- Dataset records:
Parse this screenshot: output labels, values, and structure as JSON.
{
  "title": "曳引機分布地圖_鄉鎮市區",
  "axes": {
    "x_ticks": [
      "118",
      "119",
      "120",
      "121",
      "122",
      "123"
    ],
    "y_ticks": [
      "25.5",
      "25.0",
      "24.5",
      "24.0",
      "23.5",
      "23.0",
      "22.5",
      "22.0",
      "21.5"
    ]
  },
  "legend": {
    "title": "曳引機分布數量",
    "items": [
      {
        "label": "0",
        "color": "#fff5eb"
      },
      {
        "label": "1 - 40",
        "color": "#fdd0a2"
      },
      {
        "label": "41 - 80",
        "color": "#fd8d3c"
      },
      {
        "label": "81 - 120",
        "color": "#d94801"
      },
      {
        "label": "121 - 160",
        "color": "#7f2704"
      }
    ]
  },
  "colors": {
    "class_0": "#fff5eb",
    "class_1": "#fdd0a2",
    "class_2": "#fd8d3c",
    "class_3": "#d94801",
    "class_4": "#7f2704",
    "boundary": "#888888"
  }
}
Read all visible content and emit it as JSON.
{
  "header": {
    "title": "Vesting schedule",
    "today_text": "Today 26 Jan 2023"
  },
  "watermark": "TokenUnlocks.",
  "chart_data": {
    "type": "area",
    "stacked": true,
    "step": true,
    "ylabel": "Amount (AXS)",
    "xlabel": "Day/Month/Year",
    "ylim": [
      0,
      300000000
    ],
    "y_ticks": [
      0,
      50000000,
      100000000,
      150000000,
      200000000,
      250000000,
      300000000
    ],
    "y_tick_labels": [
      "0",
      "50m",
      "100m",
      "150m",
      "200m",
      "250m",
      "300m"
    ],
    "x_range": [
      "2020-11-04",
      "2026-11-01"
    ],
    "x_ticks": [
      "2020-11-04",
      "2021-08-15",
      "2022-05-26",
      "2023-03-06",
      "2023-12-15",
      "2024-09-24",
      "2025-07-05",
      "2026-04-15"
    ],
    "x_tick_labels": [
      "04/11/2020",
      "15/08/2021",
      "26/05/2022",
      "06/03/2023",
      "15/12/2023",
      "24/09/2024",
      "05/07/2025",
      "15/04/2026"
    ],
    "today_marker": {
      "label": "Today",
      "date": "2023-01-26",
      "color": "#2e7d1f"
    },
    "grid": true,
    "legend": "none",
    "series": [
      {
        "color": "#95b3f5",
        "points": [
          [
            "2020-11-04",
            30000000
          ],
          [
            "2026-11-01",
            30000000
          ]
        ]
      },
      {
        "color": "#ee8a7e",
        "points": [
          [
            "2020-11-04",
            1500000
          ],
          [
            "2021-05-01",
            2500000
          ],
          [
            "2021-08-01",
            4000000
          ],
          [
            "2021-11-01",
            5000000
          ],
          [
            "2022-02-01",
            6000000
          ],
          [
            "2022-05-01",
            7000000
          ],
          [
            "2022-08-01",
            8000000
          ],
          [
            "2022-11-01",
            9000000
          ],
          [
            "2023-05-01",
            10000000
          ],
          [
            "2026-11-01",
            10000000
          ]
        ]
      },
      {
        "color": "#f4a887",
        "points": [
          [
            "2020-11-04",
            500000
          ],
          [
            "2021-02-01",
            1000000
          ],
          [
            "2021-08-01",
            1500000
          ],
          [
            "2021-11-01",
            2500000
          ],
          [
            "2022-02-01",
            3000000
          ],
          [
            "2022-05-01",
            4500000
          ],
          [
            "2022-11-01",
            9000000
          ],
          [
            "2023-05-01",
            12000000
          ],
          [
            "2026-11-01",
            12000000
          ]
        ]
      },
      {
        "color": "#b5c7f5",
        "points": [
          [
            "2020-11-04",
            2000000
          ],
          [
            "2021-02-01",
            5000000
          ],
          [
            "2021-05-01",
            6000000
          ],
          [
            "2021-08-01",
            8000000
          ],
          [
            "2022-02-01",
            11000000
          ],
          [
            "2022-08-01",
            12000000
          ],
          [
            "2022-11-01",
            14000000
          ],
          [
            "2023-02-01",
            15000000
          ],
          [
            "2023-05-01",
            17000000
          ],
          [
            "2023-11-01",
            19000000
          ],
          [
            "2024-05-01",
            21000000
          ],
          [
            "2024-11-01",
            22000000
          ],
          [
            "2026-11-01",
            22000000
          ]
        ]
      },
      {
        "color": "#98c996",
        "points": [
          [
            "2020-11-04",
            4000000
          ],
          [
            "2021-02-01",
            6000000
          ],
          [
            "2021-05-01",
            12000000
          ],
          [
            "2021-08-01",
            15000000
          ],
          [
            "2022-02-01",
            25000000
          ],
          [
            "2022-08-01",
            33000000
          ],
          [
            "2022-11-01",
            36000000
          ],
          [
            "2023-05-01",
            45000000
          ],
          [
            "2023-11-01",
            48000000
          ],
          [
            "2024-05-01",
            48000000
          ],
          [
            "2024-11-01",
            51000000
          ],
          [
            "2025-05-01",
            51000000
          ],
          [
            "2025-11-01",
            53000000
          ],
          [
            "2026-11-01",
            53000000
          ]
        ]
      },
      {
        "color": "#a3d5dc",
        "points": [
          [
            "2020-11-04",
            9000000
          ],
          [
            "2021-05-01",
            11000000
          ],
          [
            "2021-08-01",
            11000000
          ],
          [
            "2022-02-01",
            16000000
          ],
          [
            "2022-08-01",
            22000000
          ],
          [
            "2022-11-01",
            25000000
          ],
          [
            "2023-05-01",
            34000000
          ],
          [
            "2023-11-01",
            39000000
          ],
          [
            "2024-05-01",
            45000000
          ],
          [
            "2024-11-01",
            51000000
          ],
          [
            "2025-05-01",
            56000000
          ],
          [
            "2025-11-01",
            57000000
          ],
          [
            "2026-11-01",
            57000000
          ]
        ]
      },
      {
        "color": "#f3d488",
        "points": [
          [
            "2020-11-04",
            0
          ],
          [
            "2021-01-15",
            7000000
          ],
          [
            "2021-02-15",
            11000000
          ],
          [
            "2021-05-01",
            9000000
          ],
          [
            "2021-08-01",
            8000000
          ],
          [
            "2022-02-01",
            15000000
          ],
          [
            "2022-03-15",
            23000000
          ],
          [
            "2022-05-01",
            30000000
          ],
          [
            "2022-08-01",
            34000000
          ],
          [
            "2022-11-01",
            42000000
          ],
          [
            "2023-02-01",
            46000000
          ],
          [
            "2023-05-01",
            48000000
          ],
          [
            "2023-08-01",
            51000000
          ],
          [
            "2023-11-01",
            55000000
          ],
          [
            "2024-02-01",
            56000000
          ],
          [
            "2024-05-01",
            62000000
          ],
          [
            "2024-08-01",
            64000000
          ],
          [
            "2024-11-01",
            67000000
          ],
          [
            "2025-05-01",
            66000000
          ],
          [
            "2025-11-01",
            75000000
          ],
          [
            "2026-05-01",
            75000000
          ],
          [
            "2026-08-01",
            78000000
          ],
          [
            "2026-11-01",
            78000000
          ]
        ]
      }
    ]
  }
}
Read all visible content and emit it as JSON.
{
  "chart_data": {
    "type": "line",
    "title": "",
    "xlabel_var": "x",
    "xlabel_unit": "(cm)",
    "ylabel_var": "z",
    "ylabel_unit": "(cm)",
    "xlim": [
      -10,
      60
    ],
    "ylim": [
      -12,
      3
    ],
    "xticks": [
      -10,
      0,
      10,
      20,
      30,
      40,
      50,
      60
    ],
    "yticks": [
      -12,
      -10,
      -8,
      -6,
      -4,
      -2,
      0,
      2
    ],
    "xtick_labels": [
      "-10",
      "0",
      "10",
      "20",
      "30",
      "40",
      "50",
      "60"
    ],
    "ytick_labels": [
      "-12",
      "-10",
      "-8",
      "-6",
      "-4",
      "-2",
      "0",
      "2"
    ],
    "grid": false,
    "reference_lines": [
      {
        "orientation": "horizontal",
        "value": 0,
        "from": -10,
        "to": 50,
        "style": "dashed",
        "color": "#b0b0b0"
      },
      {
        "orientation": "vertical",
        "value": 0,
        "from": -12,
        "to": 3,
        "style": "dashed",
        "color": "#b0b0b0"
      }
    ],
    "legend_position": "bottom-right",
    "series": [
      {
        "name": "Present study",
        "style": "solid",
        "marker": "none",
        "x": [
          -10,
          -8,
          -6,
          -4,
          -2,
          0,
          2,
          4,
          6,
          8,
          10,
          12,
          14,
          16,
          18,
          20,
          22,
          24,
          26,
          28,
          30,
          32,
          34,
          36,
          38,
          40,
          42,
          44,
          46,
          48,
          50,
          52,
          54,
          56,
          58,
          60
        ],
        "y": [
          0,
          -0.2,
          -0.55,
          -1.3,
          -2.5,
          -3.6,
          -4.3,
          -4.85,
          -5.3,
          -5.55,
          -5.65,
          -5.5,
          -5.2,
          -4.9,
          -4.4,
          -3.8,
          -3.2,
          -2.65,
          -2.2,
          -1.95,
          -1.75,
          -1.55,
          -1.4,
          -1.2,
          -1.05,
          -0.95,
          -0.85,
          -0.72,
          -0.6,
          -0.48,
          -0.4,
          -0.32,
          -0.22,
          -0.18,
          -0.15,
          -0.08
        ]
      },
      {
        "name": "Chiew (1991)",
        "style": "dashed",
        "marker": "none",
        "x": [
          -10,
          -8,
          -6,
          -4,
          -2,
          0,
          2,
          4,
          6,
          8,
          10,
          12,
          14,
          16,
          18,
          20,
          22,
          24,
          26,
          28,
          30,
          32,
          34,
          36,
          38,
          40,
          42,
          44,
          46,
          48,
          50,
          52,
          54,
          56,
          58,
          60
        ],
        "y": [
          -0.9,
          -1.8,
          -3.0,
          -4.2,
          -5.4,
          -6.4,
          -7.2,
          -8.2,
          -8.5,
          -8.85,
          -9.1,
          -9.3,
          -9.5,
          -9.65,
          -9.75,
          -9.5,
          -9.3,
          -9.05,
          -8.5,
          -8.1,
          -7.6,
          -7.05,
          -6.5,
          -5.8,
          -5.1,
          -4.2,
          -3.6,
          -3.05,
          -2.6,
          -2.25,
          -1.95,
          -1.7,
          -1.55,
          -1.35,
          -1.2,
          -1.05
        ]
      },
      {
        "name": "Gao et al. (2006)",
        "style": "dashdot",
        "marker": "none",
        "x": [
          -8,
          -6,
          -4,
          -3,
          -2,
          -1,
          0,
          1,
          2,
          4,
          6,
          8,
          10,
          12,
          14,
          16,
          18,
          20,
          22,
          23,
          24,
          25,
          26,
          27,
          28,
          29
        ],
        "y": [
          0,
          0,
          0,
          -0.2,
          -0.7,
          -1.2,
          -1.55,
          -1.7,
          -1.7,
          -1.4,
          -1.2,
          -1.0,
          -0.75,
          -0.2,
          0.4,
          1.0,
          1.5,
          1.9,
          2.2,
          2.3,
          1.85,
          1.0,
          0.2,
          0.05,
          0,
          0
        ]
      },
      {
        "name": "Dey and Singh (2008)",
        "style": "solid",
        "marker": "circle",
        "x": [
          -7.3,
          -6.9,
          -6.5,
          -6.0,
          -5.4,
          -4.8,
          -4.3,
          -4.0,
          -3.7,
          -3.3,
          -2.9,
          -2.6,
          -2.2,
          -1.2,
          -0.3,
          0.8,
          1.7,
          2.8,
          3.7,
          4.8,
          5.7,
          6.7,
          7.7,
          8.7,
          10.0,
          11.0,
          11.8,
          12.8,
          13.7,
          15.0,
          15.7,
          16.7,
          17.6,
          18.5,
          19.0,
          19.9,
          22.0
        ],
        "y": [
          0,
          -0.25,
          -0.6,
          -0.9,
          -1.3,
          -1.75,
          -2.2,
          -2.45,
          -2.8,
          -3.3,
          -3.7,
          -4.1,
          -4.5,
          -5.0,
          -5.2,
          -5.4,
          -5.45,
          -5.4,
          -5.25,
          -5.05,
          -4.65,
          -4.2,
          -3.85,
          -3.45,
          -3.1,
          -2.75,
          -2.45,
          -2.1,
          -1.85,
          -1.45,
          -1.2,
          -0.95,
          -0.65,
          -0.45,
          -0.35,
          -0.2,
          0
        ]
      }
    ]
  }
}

- Objective: Pull every line containing "orientation" from the material above.

- Response:
        "orientation": "horizontal",
        "orientation": "vertical",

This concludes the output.